# Goal of the exercise
Output the material word for word. Leave each picture out.

--- START Task data ---

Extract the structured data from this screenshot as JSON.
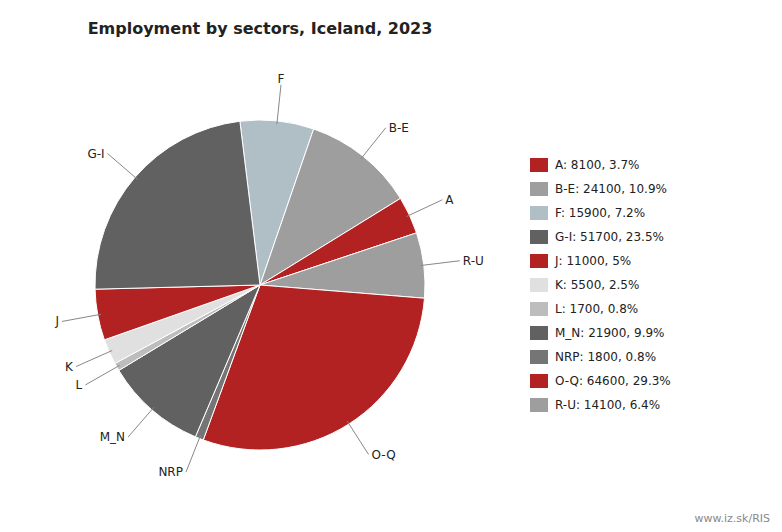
{
  "chart_data": {
    "type": "pie",
    "title": "Employment by sectors, Iceland, 2023",
    "categories": [
      "F",
      "B-E",
      "A",
      "R-U",
      "O-Q",
      "NRP",
      "M_N",
      "L",
      "K",
      "J",
      "G-I"
    ],
    "values": [
      15900,
      24100,
      8100,
      14100,
      64600,
      1800,
      21900,
      1700,
      5500,
      11000,
      51700
    ],
    "colors": [
      "#b0bec5",
      "#9e9e9e",
      "#b22222",
      "#9e9e9e",
      "#b22222",
      "#757575",
      "#616161",
      "#bdbdbd",
      "#e0e0e0",
      "#b22222",
      "#616161"
    ],
    "legend": "right",
    "legend_labels": [
      "A: 8100, 3.7%",
      "B-E: 24100, 10.9%",
      "F: 15900, 7.2%",
      "G-I: 51700, 23.5%",
      "J: 11000, 5%",
      "K: 5500, 2.5%",
      "L: 1700, 0.8%",
      "M_N: 21900, 9.9%",
      "NRP: 1800, 0.8%",
      "O-Q: 64600, 29.3%",
      "R-U: 14100, 6.4%"
    ],
    "legend_colors": [
      "#b22222",
      "#9e9e9e",
      "#b0bec5",
      "#616161",
      "#b22222",
      "#e0e0e0",
      "#bdbdbd",
      "#616161",
      "#757575",
      "#b22222",
      "#9e9e9e"
    ],
    "annotations": [
      "www.iz.sk/RIS"
    ]
  }
}
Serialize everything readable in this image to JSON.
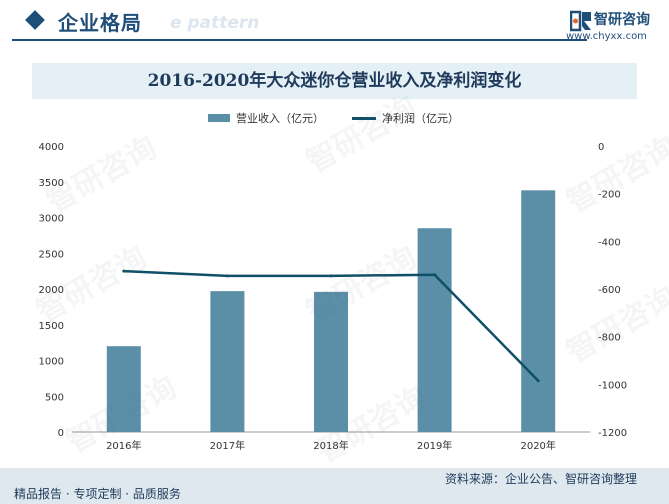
{
  "header": {
    "section_title": "企业格局",
    "watermark_text": "e pattern",
    "brand_name": "智研咨询",
    "brand_url": "www.chyxx.com"
  },
  "watermark": {
    "text": "智研咨询"
  },
  "chart_data": {
    "type": "bar",
    "title": "2016-2020年大众迷你仓营业收入及净利润变化",
    "categories": [
      "2016年",
      "2017年",
      "2018年",
      "2019年",
      "2020年"
    ],
    "series": [
      {
        "name": "营业收入（亿元）",
        "type": "bar",
        "axis": "left",
        "values": [
          1200,
          1970,
          1960,
          2850,
          3380
        ]
      },
      {
        "name": "净利润（亿元）",
        "type": "line",
        "axis": "right",
        "values": [
          -525,
          -545,
          -545,
          -540,
          -985
        ]
      }
    ],
    "y_left": {
      "ylim": [
        0,
        4000
      ],
      "ticks": [
        0,
        500,
        1000,
        1500,
        2000,
        2500,
        3000,
        3500,
        4000
      ]
    },
    "y_right": {
      "ylim": [
        -1200,
        0
      ],
      "ticks": [
        0,
        -200,
        -400,
        -600,
        -800,
        -1000,
        -1200
      ]
    },
    "legend_position": "top",
    "grid": false,
    "colors": {
      "bar": "#5b8fa8",
      "line": "#0f5068",
      "axis": "#999999"
    }
  },
  "footer": {
    "source": "资料来源：企业公告、智研咨询整理",
    "tagline": "精品报告 · 专项定制 · 品质服务"
  }
}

--- END Task data ---

# Result of the exercise
Extract the structured data from this screenshot as JSON.
{
  "chart_data": {
    "type": "pie",
    "title": "Employment by sectors, Iceland, 2023",
    "categories": [
      "F",
      "B-E",
      "A",
      "R-U",
      "O-Q",
      "NRP",
      "M_N",
      "L",
      "K",
      "J",
      "G-I"
    ],
    "values": [
      15900,
      24100,
      8100,
      14100,
      64600,
      1800,
      21900,
      1700,
      5500,
      11000,
      51700
    ],
    "colors": [
      "#b0bec5",
      "#9e9e9e",
      "#b22222",
      "#9e9e9e",
      "#b22222",
      "#757575",
      "#616161",
      "#bdbdbd",
      "#e0e0e0",
      "#b22222",
      "#616161"
    ],
    "legend": "right",
    "legend_labels": [
      "A: 8100, 3.7%",
      "B-E: 24100, 10.9%",
      "F: 15900, 7.2%",
      "G-I: 51700, 23.5%",
      "J: 11000, 5%",
      "K: 5500, 2.5%",
      "L: 1700, 0.8%",
      "M_N: 21900, 9.9%",
      "NRP: 1800, 0.8%",
      "O-Q: 64600, 29.3%",
      "R-U: 14100, 6.4%"
    ],
    "legend_colors": [
      "#b22222",
      "#9e9e9e",
      "#b0bec5",
      "#616161",
      "#b22222",
      "#e0e0e0",
      "#bdbdbd",
      "#616161",
      "#757575",
      "#b22222",
      "#9e9e9e"
    ],
    "annotations": [
      "www.iz.sk/RIS"
    ]
  }
}
Serialize everything readable in this image to JSON.
{
  "header": {
    "section_title": "企业格局",
    "watermark_text": "e pattern",
    "brand_name": "智研咨询",
    "brand_url": "www.chyxx.com"
  },
  "watermark": {
    "text": "智研咨询"
  },
  "chart_data": {
    "type": "bar",
    "title": "2016-2020年大众迷你仓营业收入及净利润变化",
    "categories": [
      "2016年",
      "2017年",
      "2018年",
      "2019年",
      "2020年"
    ],
    "series": [
      {
        "name": "营业收入（亿元）",
        "type": "bar",
        "axis": "left",
        "values": [
          1200,
          1970,
          1960,
          2850,
          3380
        ]
      },
      {
        "name": "净利润（亿元）",
        "type": "line",
        "axis": "right",
        "values": [
          -525,
          -545,
          -545,
          -540,
          -985
        ]
      }
    ],
    "y_left": {
      "ylim": [
        0,
        4000
      ],
      "ticks": [
        0,
        500,
        1000,
        1500,
        2000,
        2500,
        3000,
        3500,
        4000
      ]
    },
    "y_right": {
      "ylim": [
        -1200,
        0
      ],
      "ticks": [
        0,
        -200,
        -400,
        -600,
        -800,
        -1000,
        -1200
      ]
    },
    "legend_position": "top",
    "grid": false,
    "colors": {
      "bar": "#5b8fa8",
      "line": "#0f5068",
      "axis": "#999999"
    }
  },
  "footer": {
    "source": "资料来源：企业公告、智研咨询整理",
    "tagline": "精品报告 · 专项定制 · 品质服务"
  }
}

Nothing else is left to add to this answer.